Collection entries
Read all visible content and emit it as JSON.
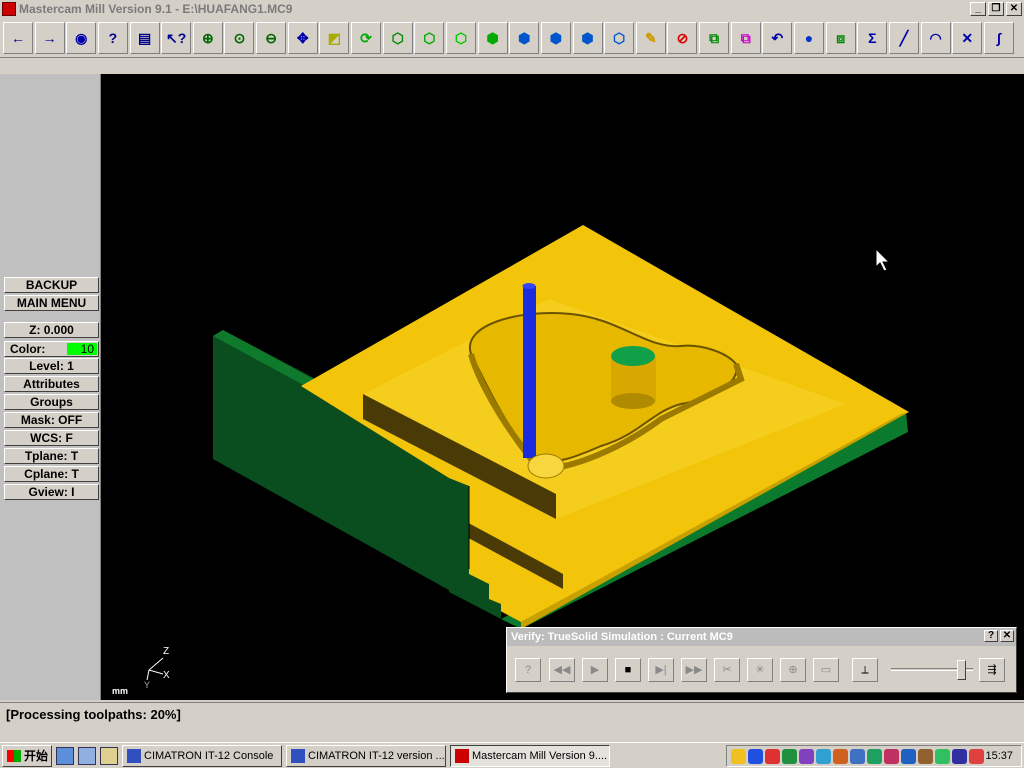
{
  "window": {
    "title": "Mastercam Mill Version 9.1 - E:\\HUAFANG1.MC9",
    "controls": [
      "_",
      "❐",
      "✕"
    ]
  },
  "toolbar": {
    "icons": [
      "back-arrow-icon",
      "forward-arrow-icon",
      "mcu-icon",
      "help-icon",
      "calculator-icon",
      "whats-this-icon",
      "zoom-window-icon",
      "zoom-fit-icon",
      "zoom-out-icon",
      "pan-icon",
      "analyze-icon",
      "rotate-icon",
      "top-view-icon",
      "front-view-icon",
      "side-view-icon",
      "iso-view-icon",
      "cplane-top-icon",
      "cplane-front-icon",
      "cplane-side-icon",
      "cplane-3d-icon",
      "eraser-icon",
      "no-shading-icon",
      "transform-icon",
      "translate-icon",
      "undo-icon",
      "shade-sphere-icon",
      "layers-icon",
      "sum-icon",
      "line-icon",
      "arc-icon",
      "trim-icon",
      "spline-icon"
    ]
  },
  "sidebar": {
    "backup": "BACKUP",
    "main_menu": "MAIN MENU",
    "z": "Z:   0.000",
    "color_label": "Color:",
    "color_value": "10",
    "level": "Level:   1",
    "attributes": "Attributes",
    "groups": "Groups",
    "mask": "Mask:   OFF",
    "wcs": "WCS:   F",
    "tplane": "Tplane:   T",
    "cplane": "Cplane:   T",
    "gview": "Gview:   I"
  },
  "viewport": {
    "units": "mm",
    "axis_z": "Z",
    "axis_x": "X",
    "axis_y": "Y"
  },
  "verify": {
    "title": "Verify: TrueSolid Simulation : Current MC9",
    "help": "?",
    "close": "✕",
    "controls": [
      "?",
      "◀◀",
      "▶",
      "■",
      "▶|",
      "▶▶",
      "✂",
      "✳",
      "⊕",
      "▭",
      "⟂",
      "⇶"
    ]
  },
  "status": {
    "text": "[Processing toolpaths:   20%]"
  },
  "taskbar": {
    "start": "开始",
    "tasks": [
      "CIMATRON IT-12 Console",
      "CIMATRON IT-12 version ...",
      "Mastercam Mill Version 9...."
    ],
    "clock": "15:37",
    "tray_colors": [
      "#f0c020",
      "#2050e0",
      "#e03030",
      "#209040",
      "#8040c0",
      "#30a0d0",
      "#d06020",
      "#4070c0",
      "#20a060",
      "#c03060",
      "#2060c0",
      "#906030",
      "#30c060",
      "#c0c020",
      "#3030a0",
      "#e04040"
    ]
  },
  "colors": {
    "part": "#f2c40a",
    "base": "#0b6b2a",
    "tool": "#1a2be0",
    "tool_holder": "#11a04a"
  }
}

■ **DIRECTIONS FOR THIS TASK**:
Reproduce every line of the material precisely, omitting its pictures.

■ **ANSWER TO THIS PROBLEM**:
Read all visible content and emit it as JSON.
{
  "window": {
    "title": "Mastercam Mill Version 9.1 - E:\\HUAFANG1.MC9",
    "controls": [
      "_",
      "❐",
      "✕"
    ]
  },
  "toolbar": {
    "icons": [
      "back-arrow-icon",
      "forward-arrow-icon",
      "mcu-icon",
      "help-icon",
      "calculator-icon",
      "whats-this-icon",
      "zoom-window-icon",
      "zoom-fit-icon",
      "zoom-out-icon",
      "pan-icon",
      "analyze-icon",
      "rotate-icon",
      "top-view-icon",
      "front-view-icon",
      "side-view-icon",
      "iso-view-icon",
      "cplane-top-icon",
      "cplane-front-icon",
      "cplane-side-icon",
      "cplane-3d-icon",
      "eraser-icon",
      "no-shading-icon",
      "transform-icon",
      "translate-icon",
      "undo-icon",
      "shade-sphere-icon",
      "layers-icon",
      "sum-icon",
      "line-icon",
      "arc-icon",
      "trim-icon",
      "spline-icon"
    ]
  },
  "sidebar": {
    "backup": "BACKUP",
    "main_menu": "MAIN MENU",
    "z": "Z:   0.000",
    "color_label": "Color:",
    "color_value": "10",
    "level": "Level:   1",
    "attributes": "Attributes",
    "groups": "Groups",
    "mask": "Mask:   OFF",
    "wcs": "WCS:   F",
    "tplane": "Tplane:   T",
    "cplane": "Cplane:   T",
    "gview": "Gview:   I"
  },
  "viewport": {
    "units": "mm",
    "axis_z": "Z",
    "axis_x": "X",
    "axis_y": "Y"
  },
  "verify": {
    "title": "Verify: TrueSolid Simulation : Current MC9",
    "help": "?",
    "close": "✕",
    "controls": [
      "?",
      "◀◀",
      "▶",
      "■",
      "▶|",
      "▶▶",
      "✂",
      "✳",
      "⊕",
      "▭",
      "⟂",
      "⇶"
    ]
  },
  "status": {
    "text": "[Processing toolpaths:   20%]"
  },
  "taskbar": {
    "start": "开始",
    "tasks": [
      "CIMATRON IT-12 Console",
      "CIMATRON IT-12 version ...",
      "Mastercam Mill Version 9...."
    ],
    "clock": "15:37",
    "tray_colors": [
      "#f0c020",
      "#2050e0",
      "#e03030",
      "#209040",
      "#8040c0",
      "#30a0d0",
      "#d06020",
      "#4070c0",
      "#20a060",
      "#c03060",
      "#2060c0",
      "#906030",
      "#30c060",
      "#c0c020",
      "#3030a0",
      "#e04040"
    ]
  },
  "colors": {
    "part": "#f2c40a",
    "base": "#0b6b2a",
    "tool": "#1a2be0",
    "tool_holder": "#11a04a"
  }
}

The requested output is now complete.